## [Challenge]
Write out all entries word for word.

□ □ □ □

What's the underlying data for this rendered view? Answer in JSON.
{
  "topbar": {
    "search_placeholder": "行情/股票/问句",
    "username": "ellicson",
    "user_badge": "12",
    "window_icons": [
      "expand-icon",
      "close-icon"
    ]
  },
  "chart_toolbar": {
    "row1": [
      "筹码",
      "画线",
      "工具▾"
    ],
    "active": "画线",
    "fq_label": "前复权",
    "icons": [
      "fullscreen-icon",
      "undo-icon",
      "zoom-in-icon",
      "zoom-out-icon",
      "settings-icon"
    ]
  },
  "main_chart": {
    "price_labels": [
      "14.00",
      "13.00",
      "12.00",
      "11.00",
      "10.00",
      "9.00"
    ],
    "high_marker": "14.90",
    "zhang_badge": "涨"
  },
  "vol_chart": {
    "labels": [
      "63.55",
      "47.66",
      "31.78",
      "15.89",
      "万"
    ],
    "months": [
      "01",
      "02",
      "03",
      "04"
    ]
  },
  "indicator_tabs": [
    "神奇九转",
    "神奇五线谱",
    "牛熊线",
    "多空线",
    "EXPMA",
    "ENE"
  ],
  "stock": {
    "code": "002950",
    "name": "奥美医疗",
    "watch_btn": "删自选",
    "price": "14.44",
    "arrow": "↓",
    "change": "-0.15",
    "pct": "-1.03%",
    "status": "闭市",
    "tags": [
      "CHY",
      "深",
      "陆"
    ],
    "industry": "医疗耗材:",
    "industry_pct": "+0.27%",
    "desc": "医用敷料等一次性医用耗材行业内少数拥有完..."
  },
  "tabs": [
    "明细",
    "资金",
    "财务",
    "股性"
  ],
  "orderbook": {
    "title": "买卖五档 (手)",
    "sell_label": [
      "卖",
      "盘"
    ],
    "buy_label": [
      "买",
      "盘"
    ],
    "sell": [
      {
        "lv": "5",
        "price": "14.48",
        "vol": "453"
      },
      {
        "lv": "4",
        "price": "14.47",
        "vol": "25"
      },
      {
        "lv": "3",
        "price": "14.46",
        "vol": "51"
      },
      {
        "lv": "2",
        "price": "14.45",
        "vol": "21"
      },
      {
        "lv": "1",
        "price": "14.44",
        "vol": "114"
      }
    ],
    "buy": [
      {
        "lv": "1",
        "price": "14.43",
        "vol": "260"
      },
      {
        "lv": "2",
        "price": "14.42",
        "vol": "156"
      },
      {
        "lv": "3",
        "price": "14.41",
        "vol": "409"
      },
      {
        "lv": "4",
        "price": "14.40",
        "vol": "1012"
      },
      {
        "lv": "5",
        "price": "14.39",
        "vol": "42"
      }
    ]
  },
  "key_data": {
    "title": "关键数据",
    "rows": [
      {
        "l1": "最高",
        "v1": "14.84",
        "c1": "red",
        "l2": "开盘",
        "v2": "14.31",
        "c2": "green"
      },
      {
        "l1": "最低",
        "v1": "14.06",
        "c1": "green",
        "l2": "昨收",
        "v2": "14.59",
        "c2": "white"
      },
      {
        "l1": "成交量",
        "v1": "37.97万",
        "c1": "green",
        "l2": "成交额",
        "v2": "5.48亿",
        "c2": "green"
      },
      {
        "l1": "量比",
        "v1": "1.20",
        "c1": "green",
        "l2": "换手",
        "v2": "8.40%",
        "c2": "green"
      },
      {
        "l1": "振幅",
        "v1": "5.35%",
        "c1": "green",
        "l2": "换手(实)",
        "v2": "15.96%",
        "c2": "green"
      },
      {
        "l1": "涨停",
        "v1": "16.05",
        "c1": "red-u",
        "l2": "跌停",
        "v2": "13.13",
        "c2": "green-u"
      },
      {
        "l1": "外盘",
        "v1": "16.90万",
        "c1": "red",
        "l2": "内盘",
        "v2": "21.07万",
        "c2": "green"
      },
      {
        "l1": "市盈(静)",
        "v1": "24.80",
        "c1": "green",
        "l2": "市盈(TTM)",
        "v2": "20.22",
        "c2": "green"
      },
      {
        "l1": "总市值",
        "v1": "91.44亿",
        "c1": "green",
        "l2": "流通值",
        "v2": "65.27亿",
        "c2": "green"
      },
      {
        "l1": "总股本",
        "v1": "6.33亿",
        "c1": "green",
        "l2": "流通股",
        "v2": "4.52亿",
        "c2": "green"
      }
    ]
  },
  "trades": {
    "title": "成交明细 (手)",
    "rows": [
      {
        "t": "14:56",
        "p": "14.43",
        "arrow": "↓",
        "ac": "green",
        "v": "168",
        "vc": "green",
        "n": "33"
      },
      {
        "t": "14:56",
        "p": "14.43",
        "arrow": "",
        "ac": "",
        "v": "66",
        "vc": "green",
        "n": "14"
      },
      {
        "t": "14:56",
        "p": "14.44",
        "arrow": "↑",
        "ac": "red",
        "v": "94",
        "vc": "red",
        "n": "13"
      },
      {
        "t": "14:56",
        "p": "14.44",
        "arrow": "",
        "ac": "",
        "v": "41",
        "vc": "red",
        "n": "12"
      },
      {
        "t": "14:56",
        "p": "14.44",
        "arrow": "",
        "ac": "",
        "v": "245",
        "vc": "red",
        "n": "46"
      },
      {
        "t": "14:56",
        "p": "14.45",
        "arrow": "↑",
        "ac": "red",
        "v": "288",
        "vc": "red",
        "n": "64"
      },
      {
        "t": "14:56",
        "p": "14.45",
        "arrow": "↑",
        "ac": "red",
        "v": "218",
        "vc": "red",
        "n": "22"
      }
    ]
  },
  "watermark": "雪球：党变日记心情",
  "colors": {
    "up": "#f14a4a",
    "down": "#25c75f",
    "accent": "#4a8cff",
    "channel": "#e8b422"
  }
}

□ □ □ □

## [Correct answer]
What's the underlying data for this rendered view? Answer in JSON.
{
  "topbar": {
    "search_placeholder": "行情/股票/问句",
    "username": "ellicson",
    "user_badge": "12",
    "window_icons": [
      "expand-icon",
      "close-icon"
    ]
  },
  "chart_toolbar": {
    "row1": [
      "筹码",
      "画线",
      "工具▾"
    ],
    "active": "画线",
    "fq_label": "前复权",
    "icons": [
      "fullscreen-icon",
      "undo-icon",
      "zoom-in-icon",
      "zoom-out-icon",
      "settings-icon"
    ]
  },
  "main_chart": {
    "price_labels": [
      "14.00",
      "13.00",
      "12.00",
      "11.00",
      "10.00",
      "9.00"
    ],
    "high_marker": "14.90",
    "zhang_badge": "涨"
  },
  "vol_chart": {
    "labels": [
      "63.55",
      "47.66",
      "31.78",
      "15.89",
      "万"
    ],
    "months": [
      "01",
      "02",
      "03",
      "04"
    ]
  },
  "indicator_tabs": [
    "神奇九转",
    "神奇五线谱",
    "牛熊线",
    "多空线",
    "EXPMA",
    "ENE"
  ],
  "stock": {
    "code": "002950",
    "name": "奥美医疗",
    "watch_btn": "删自选",
    "price": "14.44",
    "arrow": "↓",
    "change": "-0.15",
    "pct": "-1.03%",
    "status": "闭市",
    "tags": [
      "CHY",
      "深",
      "陆"
    ],
    "industry": "医疗耗材:",
    "industry_pct": "+0.27%",
    "desc": "医用敷料等一次性医用耗材行业内少数拥有完..."
  },
  "tabs": [
    "明细",
    "资金",
    "财务",
    "股性"
  ],
  "orderbook": {
    "title": "买卖五档 (手)",
    "sell_label": [
      "卖",
      "盘"
    ],
    "buy_label": [
      "买",
      "盘"
    ],
    "sell": [
      {
        "lv": "5",
        "price": "14.48",
        "vol": "453"
      },
      {
        "lv": "4",
        "price": "14.47",
        "vol": "25"
      },
      {
        "lv": "3",
        "price": "14.46",
        "vol": "51"
      },
      {
        "lv": "2",
        "price": "14.45",
        "vol": "21"
      },
      {
        "lv": "1",
        "price": "14.44",
        "vol": "114"
      }
    ],
    "buy": [
      {
        "lv": "1",
        "price": "14.43",
        "vol": "260"
      },
      {
        "lv": "2",
        "price": "14.42",
        "vol": "156"
      },
      {
        "lv": "3",
        "price": "14.41",
        "vol": "409"
      },
      {
        "lv": "4",
        "price": "14.40",
        "vol": "1012"
      },
      {
        "lv": "5",
        "price": "14.39",
        "vol": "42"
      }
    ]
  },
  "key_data": {
    "title": "关键数据",
    "rows": [
      {
        "l1": "最高",
        "v1": "14.84",
        "c1": "red",
        "l2": "开盘",
        "v2": "14.31",
        "c2": "green"
      },
      {
        "l1": "最低",
        "v1": "14.06",
        "c1": "green",
        "l2": "昨收",
        "v2": "14.59",
        "c2": "white"
      },
      {
        "l1": "成交量",
        "v1": "37.97万",
        "c1": "green",
        "l2": "成交额",
        "v2": "5.48亿",
        "c2": "green"
      },
      {
        "l1": "量比",
        "v1": "1.20",
        "c1": "green",
        "l2": "换手",
        "v2": "8.40%",
        "c2": "green"
      },
      {
        "l1": "振幅",
        "v1": "5.35%",
        "c1": "green",
        "l2": "换手(实)",
        "v2": "15.96%",
        "c2": "green"
      },
      {
        "l1": "涨停",
        "v1": "16.05",
        "c1": "red-u",
        "l2": "跌停",
        "v2": "13.13",
        "c2": "green-u"
      },
      {
        "l1": "外盘",
        "v1": "16.90万",
        "c1": "red",
        "l2": "内盘",
        "v2": "21.07万",
        "c2": "green"
      },
      {
        "l1": "市盈(静)",
        "v1": "24.80",
        "c1": "green",
        "l2": "市盈(TTM)",
        "v2": "20.22",
        "c2": "green"
      },
      {
        "l1": "总市值",
        "v1": "91.44亿",
        "c1": "green",
        "l2": "流通值",
        "v2": "65.27亿",
        "c2": "green"
      },
      {
        "l1": "总股本",
        "v1": "6.33亿",
        "c1": "green",
        "l2": "流通股",
        "v2": "4.52亿",
        "c2": "green"
      }
    ]
  },
  "trades": {
    "title": "成交明细 (手)",
    "rows": [
      {
        "t": "14:56",
        "p": "14.43",
        "arrow": "↓",
        "ac": "green",
        "v": "168",
        "vc": "green",
        "n": "33"
      },
      {
        "t": "14:56",
        "p": "14.43",
        "arrow": "",
        "ac": "",
        "v": "66",
        "vc": "green",
        "n": "14"
      },
      {
        "t": "14:56",
        "p": "14.44",
        "arrow": "↑",
        "ac": "red",
        "v": "94",
        "vc": "red",
        "n": "13"
      },
      {
        "t": "14:56",
        "p": "14.44",
        "arrow": "",
        "ac": "",
        "v": "41",
        "vc": "red",
        "n": "12"
      },
      {
        "t": "14:56",
        "p": "14.44",
        "arrow": "",
        "ac": "",
        "v": "245",
        "vc": "red",
        "n": "46"
      },
      {
        "t": "14:56",
        "p": "14.45",
        "arrow": "↑",
        "ac": "red",
        "v": "288",
        "vc": "red",
        "n": "64"
      },
      {
        "t": "14:56",
        "p": "14.45",
        "arrow": "↑",
        "ac": "red",
        "v": "218",
        "vc": "red",
        "n": "22"
      }
    ]
  },
  "watermark": "雪球：党变日记心情",
  "colors": {
    "up": "#f14a4a",
    "down": "#25c75f",
    "accent": "#4a8cff",
    "channel": "#e8b422"
  }
}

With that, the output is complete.